» **WRITTEN REQUEST**
Output the records. Match them exactly.

## START

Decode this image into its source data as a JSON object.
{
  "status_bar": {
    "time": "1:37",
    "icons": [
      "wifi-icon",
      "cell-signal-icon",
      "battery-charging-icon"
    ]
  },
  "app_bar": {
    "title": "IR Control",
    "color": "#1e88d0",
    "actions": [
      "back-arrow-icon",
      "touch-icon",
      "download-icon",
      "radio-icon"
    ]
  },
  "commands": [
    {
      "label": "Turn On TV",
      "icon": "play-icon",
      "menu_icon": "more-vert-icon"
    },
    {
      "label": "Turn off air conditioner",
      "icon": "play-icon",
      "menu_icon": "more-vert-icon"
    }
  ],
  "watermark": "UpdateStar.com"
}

## END

» **WRITTEN SOLUTION**
Decode this image into its source data as a JSON object.
{
  "status_bar": {
    "time": "1:37",
    "icons": [
      "wifi-icon",
      "cell-signal-icon",
      "battery-charging-icon"
    ]
  },
  "app_bar": {
    "title": "IR Control",
    "color": "#1e88d0",
    "actions": [
      "back-arrow-icon",
      "touch-icon",
      "download-icon",
      "radio-icon"
    ]
  },
  "commands": [
    {
      "label": "Turn On TV",
      "icon": "play-icon",
      "menu_icon": "more-vert-icon"
    },
    {
      "label": "Turn off air conditioner",
      "icon": "play-icon",
      "menu_icon": "more-vert-icon"
    }
  ],
  "watermark": "UpdateStar.com"
}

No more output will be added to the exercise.